**What the exercise asks**
Type out the records that follow, exactly as given.

**Records for processing**
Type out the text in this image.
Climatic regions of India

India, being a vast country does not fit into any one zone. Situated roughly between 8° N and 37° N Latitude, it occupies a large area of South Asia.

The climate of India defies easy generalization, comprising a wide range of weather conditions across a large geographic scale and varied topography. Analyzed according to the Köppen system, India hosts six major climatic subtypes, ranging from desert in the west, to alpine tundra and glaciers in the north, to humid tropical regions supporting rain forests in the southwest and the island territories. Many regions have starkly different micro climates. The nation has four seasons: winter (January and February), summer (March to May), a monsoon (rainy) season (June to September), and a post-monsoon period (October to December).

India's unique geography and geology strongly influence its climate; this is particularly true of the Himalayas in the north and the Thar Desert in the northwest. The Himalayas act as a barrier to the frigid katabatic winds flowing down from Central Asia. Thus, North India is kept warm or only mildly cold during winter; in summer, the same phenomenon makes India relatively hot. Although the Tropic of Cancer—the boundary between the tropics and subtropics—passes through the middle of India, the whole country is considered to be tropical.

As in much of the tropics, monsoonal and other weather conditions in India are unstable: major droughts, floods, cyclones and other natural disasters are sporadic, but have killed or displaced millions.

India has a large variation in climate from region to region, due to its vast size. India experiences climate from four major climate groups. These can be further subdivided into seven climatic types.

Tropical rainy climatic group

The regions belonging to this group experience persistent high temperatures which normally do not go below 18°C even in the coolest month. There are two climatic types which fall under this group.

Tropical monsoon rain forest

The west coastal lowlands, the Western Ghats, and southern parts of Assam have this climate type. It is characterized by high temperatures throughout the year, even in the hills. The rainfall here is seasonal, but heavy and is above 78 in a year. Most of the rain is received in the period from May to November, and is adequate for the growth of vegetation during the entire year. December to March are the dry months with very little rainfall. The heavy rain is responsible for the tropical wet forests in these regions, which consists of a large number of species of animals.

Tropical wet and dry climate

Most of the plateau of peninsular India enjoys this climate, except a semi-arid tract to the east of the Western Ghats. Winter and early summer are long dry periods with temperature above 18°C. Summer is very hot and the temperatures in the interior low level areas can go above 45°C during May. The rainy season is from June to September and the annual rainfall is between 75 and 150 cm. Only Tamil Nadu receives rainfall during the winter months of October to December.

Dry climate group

**Full output**
Type out the text in this image.
Climatic regions of India

India, being a vast country does not fit into any one zone. Situated roughly between 8° N and 37° N Latitude, it occupies a large area of South Asia.

The climate of India defies easy generalization, comprising a wide range of weather conditions across a large geographic scale and varied topography. Analyzed according to the Köppen system, India hosts six major climatic subtypes, ranging from desert in the west, to alpine tundra and glaciers in the north, to humid tropical regions supporting rain forests in the southwest and the island territories. Many regions have starkly different micro climates. The nation has four seasons: winter (January and February), summer (March to May), a monsoon (rainy) season (June to September), and a post-monsoon period (October to December).

India's unique geography and geology strongly influence its climate; this is particularly true of the Himalayas in the north and the Thar Desert in the northwest. The Himalayas act as a barrier to the frigid katabatic winds flowing down from Central Asia. Thus, North India is kept warm or only mildly cold during winter; in summer, the same phenomenon makes India relatively hot. Although the Tropic of Cancer—the boundary between the tropics and subtropics—passes through the middle of India, the whole country is considered to be tropical.

As in much of the tropics, monsoonal and other weather conditions in India are unstable: major droughts, floods, cyclones and other natural disasters are sporadic, but have killed or displaced millions.

India has a large variation in climate from region to region, due to its vast size. India experiences climate from four major climate groups. These can be further subdivided into seven climatic types.

Tropical rainy climatic group

The regions belonging to this group experience persistent high temperatures which normally do not go below 18°C even in the coolest month. There are two climatic types which fall under this group.

Tropical monsoon rain forest

The west coastal lowlands, the Western Ghats, and southern parts of Assam have this climate type. It is characterized by high temperatures throughout the year, even in the hills. The rainfall here is seasonal, but heavy and is above 78 in a year. Most of the rain is received in the period from May to November, and is adequate for the growth of vegetation during the entire year. December to March are the dry months with very little rainfall. The heavy rain is responsible for the tropical wet forests in these regions, which consists of a large number of species of animals.

Tropical wet and dry climate

Most of the plateau of peninsular India enjoys this climate, except a semi-arid tract to the east of the Western Ghats. Winter and early summer are long dry periods with temperature above 18°C. Summer is very hot and the temperatures in the interior low level areas can go above 45°C during May. The rainy season is from June to September and the annual rainfall is between 75 and 150 cm. Only Tamil Nadu receives rainfall during the winter months of October to December.

Dry climate group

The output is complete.